§ Collected data:
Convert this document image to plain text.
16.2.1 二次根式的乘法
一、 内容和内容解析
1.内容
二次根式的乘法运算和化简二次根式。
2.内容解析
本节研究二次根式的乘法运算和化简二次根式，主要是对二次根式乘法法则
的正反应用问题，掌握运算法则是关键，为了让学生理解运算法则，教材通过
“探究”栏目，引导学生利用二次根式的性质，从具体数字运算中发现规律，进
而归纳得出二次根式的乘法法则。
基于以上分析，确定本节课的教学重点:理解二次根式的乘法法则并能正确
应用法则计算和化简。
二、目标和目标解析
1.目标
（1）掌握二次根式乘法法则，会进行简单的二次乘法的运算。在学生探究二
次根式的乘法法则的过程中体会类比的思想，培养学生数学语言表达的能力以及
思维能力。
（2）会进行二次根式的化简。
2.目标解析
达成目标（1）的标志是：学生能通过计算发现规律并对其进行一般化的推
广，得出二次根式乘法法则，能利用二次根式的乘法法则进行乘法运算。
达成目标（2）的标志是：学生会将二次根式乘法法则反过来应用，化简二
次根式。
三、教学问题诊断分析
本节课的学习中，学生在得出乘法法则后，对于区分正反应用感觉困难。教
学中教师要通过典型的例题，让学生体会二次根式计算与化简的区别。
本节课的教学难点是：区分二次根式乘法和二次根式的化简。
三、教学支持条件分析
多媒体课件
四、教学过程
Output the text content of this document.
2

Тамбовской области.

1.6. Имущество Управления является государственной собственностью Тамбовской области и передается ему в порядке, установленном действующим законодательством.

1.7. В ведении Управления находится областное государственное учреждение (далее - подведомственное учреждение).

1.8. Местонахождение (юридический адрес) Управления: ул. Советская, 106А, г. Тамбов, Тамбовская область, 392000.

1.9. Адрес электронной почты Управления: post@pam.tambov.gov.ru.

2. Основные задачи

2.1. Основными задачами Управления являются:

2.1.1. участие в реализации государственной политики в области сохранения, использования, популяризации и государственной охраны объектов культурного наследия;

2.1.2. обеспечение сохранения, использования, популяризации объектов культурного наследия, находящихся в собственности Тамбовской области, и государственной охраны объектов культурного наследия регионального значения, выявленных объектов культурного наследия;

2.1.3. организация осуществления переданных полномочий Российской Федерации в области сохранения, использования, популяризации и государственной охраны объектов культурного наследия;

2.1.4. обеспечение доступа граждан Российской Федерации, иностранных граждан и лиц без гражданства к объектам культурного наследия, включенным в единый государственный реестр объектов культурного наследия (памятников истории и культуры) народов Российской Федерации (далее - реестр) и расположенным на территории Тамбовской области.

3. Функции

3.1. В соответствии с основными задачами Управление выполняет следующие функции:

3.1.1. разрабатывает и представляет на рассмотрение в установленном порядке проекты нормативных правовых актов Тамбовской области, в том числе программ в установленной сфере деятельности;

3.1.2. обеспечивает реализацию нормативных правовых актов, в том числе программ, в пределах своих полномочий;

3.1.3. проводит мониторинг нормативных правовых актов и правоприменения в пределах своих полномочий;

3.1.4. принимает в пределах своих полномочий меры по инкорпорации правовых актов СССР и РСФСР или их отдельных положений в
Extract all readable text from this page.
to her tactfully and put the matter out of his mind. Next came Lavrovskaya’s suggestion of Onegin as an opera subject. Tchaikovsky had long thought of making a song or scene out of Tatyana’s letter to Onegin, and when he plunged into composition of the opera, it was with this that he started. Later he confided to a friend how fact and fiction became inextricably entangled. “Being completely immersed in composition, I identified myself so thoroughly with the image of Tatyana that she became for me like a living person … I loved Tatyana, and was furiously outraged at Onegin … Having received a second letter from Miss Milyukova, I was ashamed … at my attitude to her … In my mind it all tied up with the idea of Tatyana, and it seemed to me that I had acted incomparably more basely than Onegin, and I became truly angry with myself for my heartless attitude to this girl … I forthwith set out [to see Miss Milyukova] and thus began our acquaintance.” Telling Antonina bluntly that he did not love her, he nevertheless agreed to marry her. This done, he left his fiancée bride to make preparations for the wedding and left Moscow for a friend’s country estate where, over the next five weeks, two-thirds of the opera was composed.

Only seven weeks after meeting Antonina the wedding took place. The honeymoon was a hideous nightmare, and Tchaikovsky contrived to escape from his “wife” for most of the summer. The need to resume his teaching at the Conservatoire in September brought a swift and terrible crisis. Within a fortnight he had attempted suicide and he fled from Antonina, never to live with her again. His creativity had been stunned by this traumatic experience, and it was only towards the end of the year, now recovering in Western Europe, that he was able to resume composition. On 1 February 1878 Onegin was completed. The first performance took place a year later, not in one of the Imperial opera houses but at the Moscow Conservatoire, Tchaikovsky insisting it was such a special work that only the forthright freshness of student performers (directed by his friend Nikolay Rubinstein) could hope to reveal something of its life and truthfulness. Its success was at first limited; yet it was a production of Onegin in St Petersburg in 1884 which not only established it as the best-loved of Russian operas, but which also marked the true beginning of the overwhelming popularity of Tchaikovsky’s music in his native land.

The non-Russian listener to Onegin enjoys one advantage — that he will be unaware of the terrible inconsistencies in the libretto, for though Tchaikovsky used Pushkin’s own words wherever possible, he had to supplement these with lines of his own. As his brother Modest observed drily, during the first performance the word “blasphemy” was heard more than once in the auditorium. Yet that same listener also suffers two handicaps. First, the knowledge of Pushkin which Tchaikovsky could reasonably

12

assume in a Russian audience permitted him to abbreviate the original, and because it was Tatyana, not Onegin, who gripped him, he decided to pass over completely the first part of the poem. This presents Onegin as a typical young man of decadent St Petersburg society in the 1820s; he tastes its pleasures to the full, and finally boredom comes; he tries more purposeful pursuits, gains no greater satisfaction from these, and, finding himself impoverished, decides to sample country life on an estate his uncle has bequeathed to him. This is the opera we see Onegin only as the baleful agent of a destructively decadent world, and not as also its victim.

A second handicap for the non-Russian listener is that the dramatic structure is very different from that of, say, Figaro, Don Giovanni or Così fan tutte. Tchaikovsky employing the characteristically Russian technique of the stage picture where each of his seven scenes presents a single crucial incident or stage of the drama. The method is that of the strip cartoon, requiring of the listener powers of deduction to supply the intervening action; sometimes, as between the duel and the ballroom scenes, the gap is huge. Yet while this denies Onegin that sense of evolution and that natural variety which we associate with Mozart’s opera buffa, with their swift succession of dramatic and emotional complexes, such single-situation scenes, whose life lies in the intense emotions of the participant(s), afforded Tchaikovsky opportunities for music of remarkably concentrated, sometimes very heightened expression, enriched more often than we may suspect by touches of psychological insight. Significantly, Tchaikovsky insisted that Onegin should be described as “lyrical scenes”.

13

§ Directions:
In the records above, how many lines contain the string "пределах"? State that number only.

§ Task answer:
3